— Start Material for this exercise —

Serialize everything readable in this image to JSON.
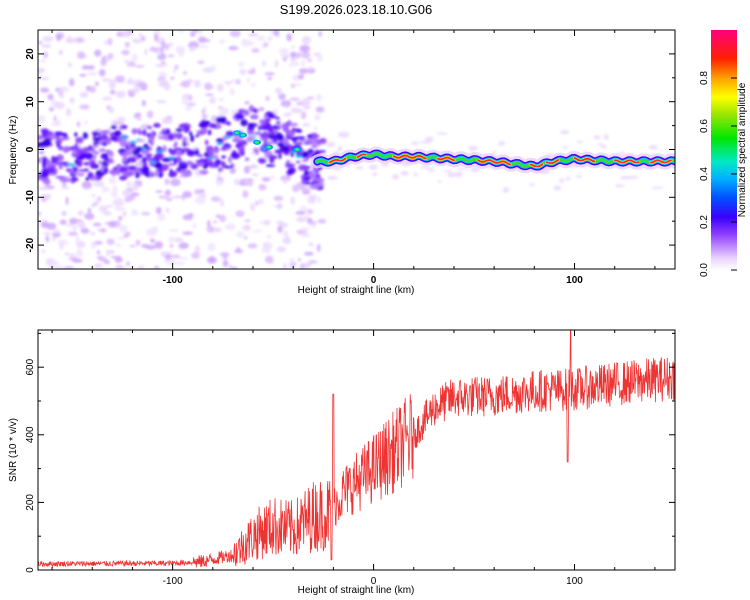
{
  "title": "S199.2026.023.18.10.G06",
  "chart_data": [
    {
      "type": "heatmap",
      "xlabel": "Height of straight line (km)",
      "ylabel": "Frequency (Hz)",
      "xlim": [
        -167,
        150
      ],
      "ylim": [
        -25,
        25
      ],
      "xticks": [
        -100,
        0,
        100
      ],
      "yticks": [
        -20,
        -10,
        0,
        10,
        20
      ],
      "colorbar": {
        "label": "Normalized spectral amplitude",
        "range": [
          0,
          1
        ],
        "ticks": [
          "0.0",
          "0.2",
          "0.4",
          "0.6",
          "0.8"
        ]
      },
      "ridge": {
        "description_x": [
          -167,
          -120,
          -80,
          -60,
          -40,
          -30,
          -20,
          -10,
          0,
          10,
          20,
          40,
          60,
          80,
          90,
          100,
          120,
          150
        ],
        "freq_hz": [
          -1.5,
          -0.5,
          0.5,
          3.5,
          0,
          -2.5,
          -2.5,
          -1.5,
          -1,
          -1.5,
          -1.5,
          -2,
          -2.5,
          -3.5,
          -2.5,
          -2,
          -2.5,
          -2.5
        ]
      }
    },
    {
      "type": "line",
      "xlabel": "Height of straight line (km)",
      "ylabel": "SNR (10 * v/v)",
      "xlim": [
        -167,
        150
      ],
      "ylim": [
        0,
        710
      ],
      "xticks": [
        -100,
        0,
        100
      ],
      "yticks": [
        0,
        200,
        400,
        600
      ],
      "series": [
        {
          "name": "SNR",
          "color": "#ee3333",
          "trend_x": [
            -167,
            -100,
            -85,
            -70,
            -60,
            -50,
            -40,
            -30,
            -22,
            -15,
            0,
            10,
            20,
            30,
            40,
            60,
            80,
            100,
            120,
            150
          ],
          "trend_y": [
            18,
            20,
            25,
            45,
            100,
            130,
            120,
            160,
            170,
            230,
            300,
            350,
            400,
            480,
            510,
            515,
            530,
            535,
            550,
            570
          ]
        }
      ]
    }
  ]
}
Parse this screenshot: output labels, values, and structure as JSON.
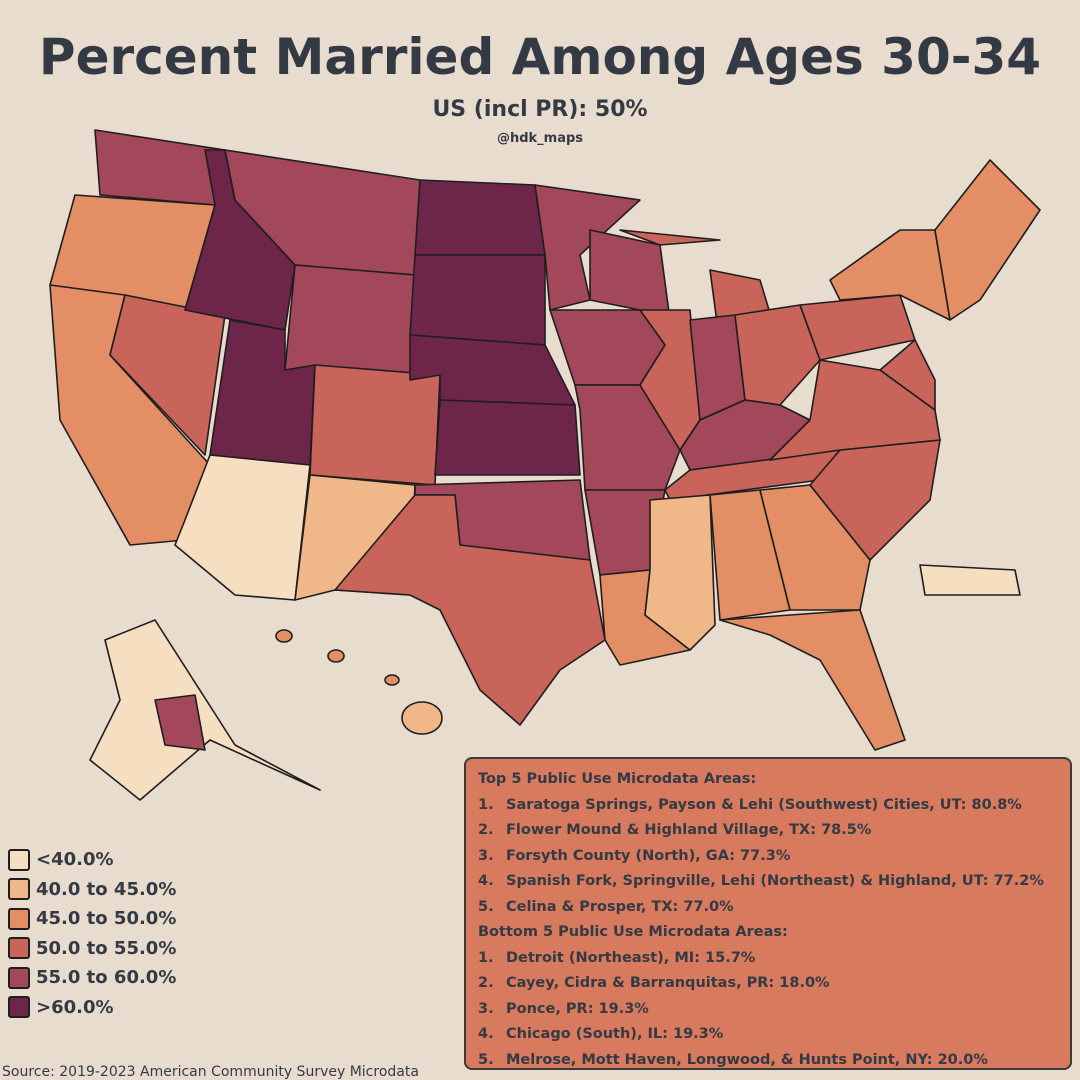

— End Material for this exercise —

**Instruction**
Pick each line holding the word "ylabel" out of the data and copy it.

**Written answer**
      "ylabel": "Frequency (Hz)",
      "ylabel": "SNR (10 * v/v)",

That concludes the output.